◆ **AIM**: Go through the material below and copy all lines with "StationID".

================

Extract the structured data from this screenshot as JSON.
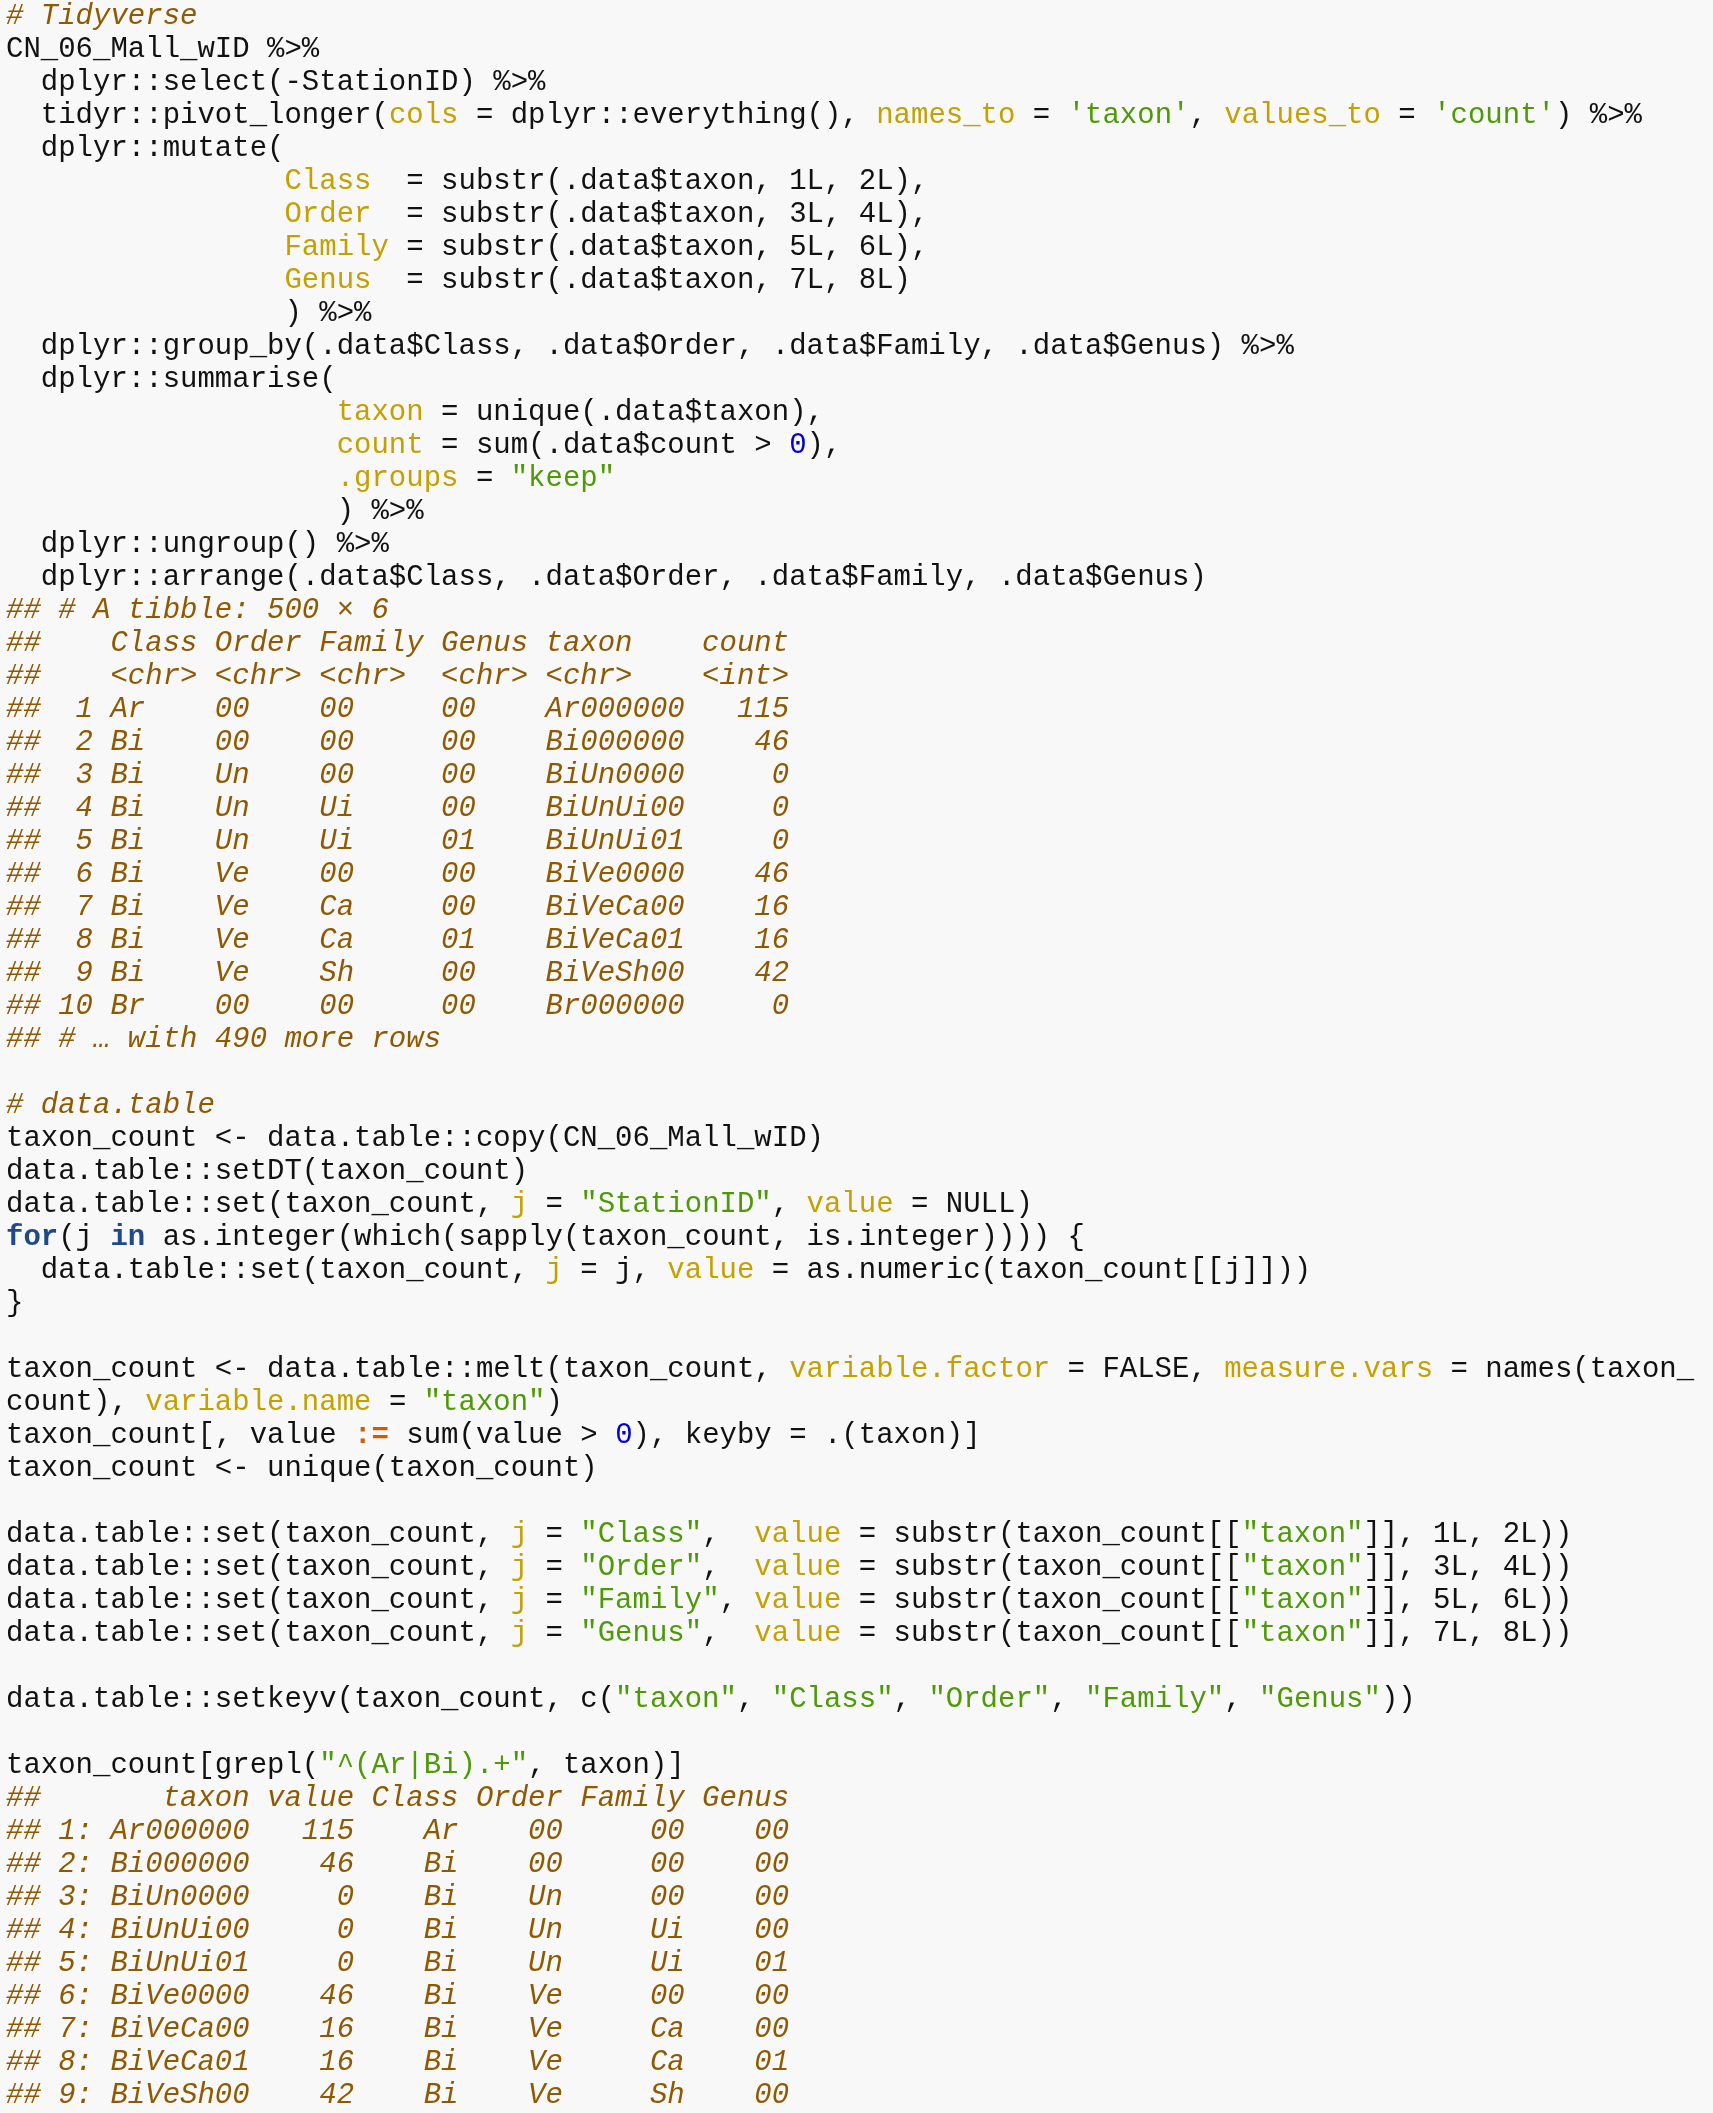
{
  "lines": [
    {
      "kind": "comment",
      "text": "# Tidyverse"
    },
    {
      "kind": "code",
      "tokens": [
        {
          "kind": "plain",
          "text": "CN_06_Mall_wID %>%"
        }
      ]
    },
    {
      "kind": "code",
      "tokens": [
        {
          "kind": "plain",
          "text": "  dplyr::select(-StationID) %>%"
        }
      ]
    },
    {
      "kind": "code",
      "tokens": [
        {
          "kind": "plain",
          "text": "  tidyr::pivot_longer("
        },
        {
          "kind": "arg",
          "text": "cols"
        },
        {
          "kind": "plain",
          "text": " = dplyr::everything(), "
        },
        {
          "kind": "arg",
          "text": "names_to"
        },
        {
          "kind": "plain",
          "text": " = "
        },
        {
          "kind": "string",
          "text": "'taxon'"
        },
        {
          "kind": "plain",
          "text": ", "
        },
        {
          "kind": "arg",
          "text": "values_to"
        },
        {
          "kind": "plain",
          "text": " = "
        },
        {
          "kind": "string",
          "text": "'count'"
        },
        {
          "kind": "plain",
          "text": ") %>%"
        }
      ]
    },
    {
      "kind": "code",
      "tokens": [
        {
          "kind": "plain",
          "text": "  dplyr::mutate("
        }
      ]
    },
    {
      "kind": "code",
      "tokens": [
        {
          "kind": "arg",
          "text": "                Class"
        },
        {
          "kind": "plain",
          "text": "  = substr(.data$taxon, 1L, 2L),"
        }
      ]
    },
    {
      "kind": "code",
      "tokens": [
        {
          "kind": "arg",
          "text": "                Order"
        },
        {
          "kind": "plain",
          "text": "  = substr(.data$taxon, 3L, 4L),"
        }
      ]
    },
    {
      "kind": "code",
      "tokens": [
        {
          "kind": "arg",
          "text": "                Family"
        },
        {
          "kind": "plain",
          "text": " = substr(.data$taxon, 5L, 6L),"
        }
      ]
    },
    {
      "kind": "code",
      "tokens": [
        {
          "kind": "arg",
          "text": "                Genus"
        },
        {
          "kind": "plain",
          "text": "  = substr(.data$taxon, 7L, 8L)"
        }
      ]
    },
    {
      "kind": "code",
      "tokens": [
        {
          "kind": "plain",
          "text": "                ) %>%"
        }
      ]
    },
    {
      "kind": "code",
      "tokens": [
        {
          "kind": "plain",
          "text": "  dplyr::group_by(.data$Class, .data$Order, .data$Family, .data$Genus) %>%"
        }
      ]
    },
    {
      "kind": "code",
      "tokens": [
        {
          "kind": "plain",
          "text": "  dplyr::summarise("
        }
      ]
    },
    {
      "kind": "code",
      "tokens": [
        {
          "kind": "arg",
          "text": "                   taxon"
        },
        {
          "kind": "plain",
          "text": " = unique(.data$taxon),"
        }
      ]
    },
    {
      "kind": "code",
      "tokens": [
        {
          "kind": "arg",
          "text": "                   count"
        },
        {
          "kind": "plain",
          "text": " = sum(.data$count > "
        },
        {
          "kind": "number",
          "text": "0"
        },
        {
          "kind": "plain",
          "text": "),"
        }
      ]
    },
    {
      "kind": "code",
      "tokens": [
        {
          "kind": "arg",
          "text": "                   .groups"
        },
        {
          "kind": "plain",
          "text": " = "
        },
        {
          "kind": "string",
          "text": "\"keep\""
        }
      ]
    },
    {
      "kind": "code",
      "tokens": [
        {
          "kind": "plain",
          "text": "                   ) %>%"
        }
      ]
    },
    {
      "kind": "code",
      "tokens": [
        {
          "kind": "plain",
          "text": "  dplyr::ungroup() %>%"
        }
      ]
    },
    {
      "kind": "code",
      "tokens": [
        {
          "kind": "plain",
          "text": "  dplyr::arrange(.data$Class, .data$Order, .data$Family, .data$Genus)"
        }
      ]
    },
    {
      "kind": "comment",
      "text": "## # A tibble: 500 × 6"
    },
    {
      "kind": "comment",
      "text": "##    Class Order Family Genus taxon    count"
    },
    {
      "kind": "comment",
      "text": "##    <chr> <chr> <chr>  <chr> <chr>    <int>"
    },
    {
      "kind": "comment",
      "text": "##  1 Ar    00    00     00    Ar000000   115"
    },
    {
      "kind": "comment",
      "text": "##  2 Bi    00    00     00    Bi000000    46"
    },
    {
      "kind": "comment",
      "text": "##  3 Bi    Un    00     00    BiUn0000     0"
    },
    {
      "kind": "comment",
      "text": "##  4 Bi    Un    Ui     00    BiUnUi00     0"
    },
    {
      "kind": "comment",
      "text": "##  5 Bi    Un    Ui     01    BiUnUi01     0"
    },
    {
      "kind": "comment",
      "text": "##  6 Bi    Ve    00     00    BiVe0000    46"
    },
    {
      "kind": "comment",
      "text": "##  7 Bi    Ve    Ca     00    BiVeCa00    16"
    },
    {
      "kind": "comment",
      "text": "##  8 Bi    Ve    Ca     01    BiVeCa01    16"
    },
    {
      "kind": "comment",
      "text": "##  9 Bi    Ve    Sh     00    BiVeSh00    42"
    },
    {
      "kind": "comment",
      "text": "## 10 Br    00    00     00    Br000000     0"
    },
    {
      "kind": "comment",
      "text": "## # … with 490 more rows"
    },
    {
      "kind": "blank"
    },
    {
      "kind": "comment",
      "text": "# data.table"
    },
    {
      "kind": "code",
      "tokens": [
        {
          "kind": "plain",
          "text": "taxon_count <- data.table::copy(CN_06_Mall_wID)"
        }
      ]
    },
    {
      "kind": "code",
      "tokens": [
        {
          "kind": "plain",
          "text": "data.table::setDT(taxon_count)"
        }
      ]
    },
    {
      "kind": "code",
      "tokens": [
        {
          "kind": "plain",
          "text": "data.table::set(taxon_count, "
        },
        {
          "kind": "arg",
          "text": "j"
        },
        {
          "kind": "plain",
          "text": " = "
        },
        {
          "kind": "string",
          "text": "\"StationID\""
        },
        {
          "kind": "plain",
          "text": ", "
        },
        {
          "kind": "arg",
          "text": "value"
        },
        {
          "kind": "plain",
          "text": " = NULL)"
        }
      ]
    },
    {
      "kind": "code",
      "tokens": [
        {
          "kind": "keyword",
          "text": "for"
        },
        {
          "kind": "plain",
          "text": "(j "
        },
        {
          "kind": "keyword",
          "text": "in"
        },
        {
          "kind": "plain",
          "text": " as.integer(which(sapply(taxon_count, is.integer)))) {"
        }
      ]
    },
    {
      "kind": "code",
      "tokens": [
        {
          "kind": "plain",
          "text": "  data.table::set(taxon_count, "
        },
        {
          "kind": "arg",
          "text": "j"
        },
        {
          "kind": "plain",
          "text": " = j, "
        },
        {
          "kind": "arg",
          "text": "value"
        },
        {
          "kind": "plain",
          "text": " = as.numeric(taxon_count[[j]]))"
        }
      ]
    },
    {
      "kind": "code",
      "tokens": [
        {
          "kind": "plain",
          "text": "}"
        }
      ]
    },
    {
      "kind": "blank"
    },
    {
      "kind": "code",
      "tokens": [
        {
          "kind": "plain",
          "text": "taxon_count <- data.table::melt(taxon_count, "
        },
        {
          "kind": "arg",
          "text": "variable.factor"
        },
        {
          "kind": "plain",
          "text": " = FALSE, "
        },
        {
          "kind": "arg",
          "text": "measure.vars"
        },
        {
          "kind": "plain",
          "text": " = names(taxon_"
        }
      ]
    },
    {
      "kind": "code",
      "tokens": [
        {
          "kind": "plain",
          "text": "count), "
        },
        {
          "kind": "arg",
          "text": "variable.name"
        },
        {
          "kind": "plain",
          "text": " = "
        },
        {
          "kind": "string",
          "text": "\"taxon\""
        },
        {
          "kind": "plain",
          "text": ")"
        }
      ]
    },
    {
      "kind": "code",
      "tokens": [
        {
          "kind": "plain",
          "text": "taxon_count[, value "
        },
        {
          "kind": "operator",
          "text": ":="
        },
        {
          "kind": "plain",
          "text": " sum(value > "
        },
        {
          "kind": "number",
          "text": "0"
        },
        {
          "kind": "plain",
          "text": "), keyby = .(taxon)]"
        }
      ]
    },
    {
      "kind": "code",
      "tokens": [
        {
          "kind": "plain",
          "text": "taxon_count <- unique(taxon_count)"
        }
      ]
    },
    {
      "kind": "blank"
    },
    {
      "kind": "code",
      "tokens": [
        {
          "kind": "plain",
          "text": "data.table::set(taxon_count, "
        },
        {
          "kind": "arg",
          "text": "j"
        },
        {
          "kind": "plain",
          "text": " = "
        },
        {
          "kind": "string",
          "text": "\"Class\""
        },
        {
          "kind": "plain",
          "text": ",  "
        },
        {
          "kind": "arg",
          "text": "value"
        },
        {
          "kind": "plain",
          "text": " = substr(taxon_count[["
        },
        {
          "kind": "string",
          "text": "\"taxon\""
        },
        {
          "kind": "plain",
          "text": "]], 1L, 2L))"
        }
      ]
    },
    {
      "kind": "code",
      "tokens": [
        {
          "kind": "plain",
          "text": "data.table::set(taxon_count, "
        },
        {
          "kind": "arg",
          "text": "j"
        },
        {
          "kind": "plain",
          "text": " = "
        },
        {
          "kind": "string",
          "text": "\"Order\""
        },
        {
          "kind": "plain",
          "text": ",  "
        },
        {
          "kind": "arg",
          "text": "value"
        },
        {
          "kind": "plain",
          "text": " = substr(taxon_count[["
        },
        {
          "kind": "string",
          "text": "\"taxon\""
        },
        {
          "kind": "plain",
          "text": "]], 3L, 4L))"
        }
      ]
    },
    {
      "kind": "code",
      "tokens": [
        {
          "kind": "plain",
          "text": "data.table::set(taxon_count, "
        },
        {
          "kind": "arg",
          "text": "j"
        },
        {
          "kind": "plain",
          "text": " = "
        },
        {
          "kind": "string",
          "text": "\"Family\""
        },
        {
          "kind": "plain",
          "text": ", "
        },
        {
          "kind": "arg",
          "text": "value"
        },
        {
          "kind": "plain",
          "text": " = substr(taxon_count[["
        },
        {
          "kind": "string",
          "text": "\"taxon\""
        },
        {
          "kind": "plain",
          "text": "]], 5L, 6L))"
        }
      ]
    },
    {
      "kind": "code",
      "tokens": [
        {
          "kind": "plain",
          "text": "data.table::set(taxon_count, "
        },
        {
          "kind": "arg",
          "text": "j"
        },
        {
          "kind": "plain",
          "text": " = "
        },
        {
          "kind": "string",
          "text": "\"Genus\""
        },
        {
          "kind": "plain",
          "text": ",  "
        },
        {
          "kind": "arg",
          "text": "value"
        },
        {
          "kind": "plain",
          "text": " = substr(taxon_count[["
        },
        {
          "kind": "string",
          "text": "\"taxon\""
        },
        {
          "kind": "plain",
          "text": "]], 7L, 8L))"
        }
      ]
    },
    {
      "kind": "blank"
    },
    {
      "kind": "code",
      "tokens": [
        {
          "kind": "plain",
          "text": "data.table::setkeyv(taxon_count, c("
        },
        {
          "kind": "string",
          "text": "\"taxon\""
        },
        {
          "kind": "plain",
          "text": ", "
        },
        {
          "kind": "string",
          "text": "\"Class\""
        },
        {
          "kind": "plain",
          "text": ", "
        },
        {
          "kind": "string",
          "text": "\"Order\""
        },
        {
          "kind": "plain",
          "text": ", "
        },
        {
          "kind": "string",
          "text": "\"Family\""
        },
        {
          "kind": "plain",
          "text": ", "
        },
        {
          "kind": "string",
          "text": "\"Genus\""
        },
        {
          "kind": "plain",
          "text": "))"
        }
      ]
    },
    {
      "kind": "blank"
    },
    {
      "kind": "code",
      "tokens": [
        {
          "kind": "plain",
          "text": "taxon_count[grepl("
        },
        {
          "kind": "string",
          "text": "\"^(Ar|Bi).+\""
        },
        {
          "kind": "plain",
          "text": ", taxon)]"
        }
      ]
    },
    {
      "kind": "comment",
      "text": "##       taxon value Class Order Family Genus"
    },
    {
      "kind": "comment",
      "text": "## 1: Ar000000   115    Ar    00     00    00"
    },
    {
      "kind": "comment",
      "text": "## 2: Bi000000    46    Bi    00     00    00"
    },
    {
      "kind": "comment",
      "text": "## 3: BiUn0000     0    Bi    Un     00    00"
    },
    {
      "kind": "comment",
      "text": "## 4: BiUnUi00     0    Bi    Un     Ui    00"
    },
    {
      "kind": "comment",
      "text": "## 5: BiUnUi01     0    Bi    Un     Ui    01"
    },
    {
      "kind": "comment",
      "text": "## 6: BiVe0000    46    Bi    Ve     00    00"
    },
    {
      "kind": "comment",
      "text": "## 7: BiVeCa00    16    Bi    Ve     Ca    00"
    },
    {
      "kind": "comment",
      "text": "## 8: BiVeCa01    16    Bi    Ve     Ca    01"
    },
    {
      "kind": "comment",
      "text": "## 9: BiVeSh00    42    Bi    Ve     Sh    00"
    }
  ]
}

================

◆ **FULL ANSWER**:
          "text": "  dplyr::select(-StationID) %>%"
          "text": "\"StationID\""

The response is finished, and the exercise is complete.